GIVEN DATA:
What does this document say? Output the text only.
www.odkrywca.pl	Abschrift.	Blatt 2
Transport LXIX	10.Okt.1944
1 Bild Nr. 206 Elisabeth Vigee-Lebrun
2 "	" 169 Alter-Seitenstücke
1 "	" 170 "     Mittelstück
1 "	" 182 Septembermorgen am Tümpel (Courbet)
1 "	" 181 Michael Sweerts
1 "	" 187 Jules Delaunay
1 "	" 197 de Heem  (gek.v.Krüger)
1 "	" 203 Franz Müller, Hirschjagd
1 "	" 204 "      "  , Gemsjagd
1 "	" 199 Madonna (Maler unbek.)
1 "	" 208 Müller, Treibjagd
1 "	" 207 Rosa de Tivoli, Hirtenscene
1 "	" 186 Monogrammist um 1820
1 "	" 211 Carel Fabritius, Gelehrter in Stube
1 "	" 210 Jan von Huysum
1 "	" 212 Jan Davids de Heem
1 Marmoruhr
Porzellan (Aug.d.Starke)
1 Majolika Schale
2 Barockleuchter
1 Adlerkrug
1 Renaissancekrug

---

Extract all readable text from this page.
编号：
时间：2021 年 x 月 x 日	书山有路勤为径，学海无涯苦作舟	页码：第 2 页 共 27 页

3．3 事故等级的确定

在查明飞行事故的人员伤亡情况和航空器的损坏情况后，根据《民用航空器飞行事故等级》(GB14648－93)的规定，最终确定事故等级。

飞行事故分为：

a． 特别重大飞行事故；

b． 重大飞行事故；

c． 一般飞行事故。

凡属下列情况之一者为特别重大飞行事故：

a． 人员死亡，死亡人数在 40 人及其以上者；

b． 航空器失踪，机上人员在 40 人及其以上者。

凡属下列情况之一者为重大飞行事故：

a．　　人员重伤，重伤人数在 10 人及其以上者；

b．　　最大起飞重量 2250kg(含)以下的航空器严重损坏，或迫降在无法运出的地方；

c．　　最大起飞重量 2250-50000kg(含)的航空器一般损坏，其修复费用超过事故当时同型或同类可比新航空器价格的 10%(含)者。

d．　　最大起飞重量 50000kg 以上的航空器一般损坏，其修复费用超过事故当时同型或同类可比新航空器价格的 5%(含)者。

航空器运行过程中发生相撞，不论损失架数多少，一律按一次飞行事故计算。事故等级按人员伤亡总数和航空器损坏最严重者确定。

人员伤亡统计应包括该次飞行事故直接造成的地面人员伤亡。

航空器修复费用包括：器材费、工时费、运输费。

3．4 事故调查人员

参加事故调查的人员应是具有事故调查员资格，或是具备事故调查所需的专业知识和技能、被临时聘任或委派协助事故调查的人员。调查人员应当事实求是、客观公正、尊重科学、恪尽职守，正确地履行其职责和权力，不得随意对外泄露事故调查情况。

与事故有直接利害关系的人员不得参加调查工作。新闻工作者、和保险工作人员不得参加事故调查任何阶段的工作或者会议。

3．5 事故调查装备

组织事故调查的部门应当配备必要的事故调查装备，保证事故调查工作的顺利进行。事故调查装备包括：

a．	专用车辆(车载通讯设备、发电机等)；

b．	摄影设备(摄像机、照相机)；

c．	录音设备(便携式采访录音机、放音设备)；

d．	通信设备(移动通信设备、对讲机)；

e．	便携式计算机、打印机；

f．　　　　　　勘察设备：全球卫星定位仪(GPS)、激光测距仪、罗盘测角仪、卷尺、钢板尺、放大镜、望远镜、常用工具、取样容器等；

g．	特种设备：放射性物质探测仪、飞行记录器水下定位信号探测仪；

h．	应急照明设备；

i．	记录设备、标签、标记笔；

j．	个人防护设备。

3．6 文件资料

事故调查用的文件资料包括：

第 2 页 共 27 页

* * *

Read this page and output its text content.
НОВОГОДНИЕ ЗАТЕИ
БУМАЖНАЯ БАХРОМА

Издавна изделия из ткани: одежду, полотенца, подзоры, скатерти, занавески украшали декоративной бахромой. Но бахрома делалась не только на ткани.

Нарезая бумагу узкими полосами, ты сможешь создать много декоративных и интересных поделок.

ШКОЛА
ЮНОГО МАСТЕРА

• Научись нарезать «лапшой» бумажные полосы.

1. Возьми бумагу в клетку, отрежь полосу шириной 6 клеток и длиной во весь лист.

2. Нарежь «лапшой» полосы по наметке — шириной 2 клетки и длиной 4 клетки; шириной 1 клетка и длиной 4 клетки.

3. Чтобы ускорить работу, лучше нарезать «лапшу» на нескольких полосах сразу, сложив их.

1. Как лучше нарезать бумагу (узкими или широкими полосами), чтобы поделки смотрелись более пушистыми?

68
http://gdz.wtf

WRITTEN PROBLEM:
Copy out each line in the listing that has the word "длиной".

EXERCISE OUTPUT:
1. Возьми бумагу в клетку, отрежь полосу шириной 6 клеток и длиной во весь лист.
2. Нарежь «лапшой» полосы по наметке — шириной 2 клетки и длиной 4 клетки; шириной 1 клетка и длиной 4 клетки.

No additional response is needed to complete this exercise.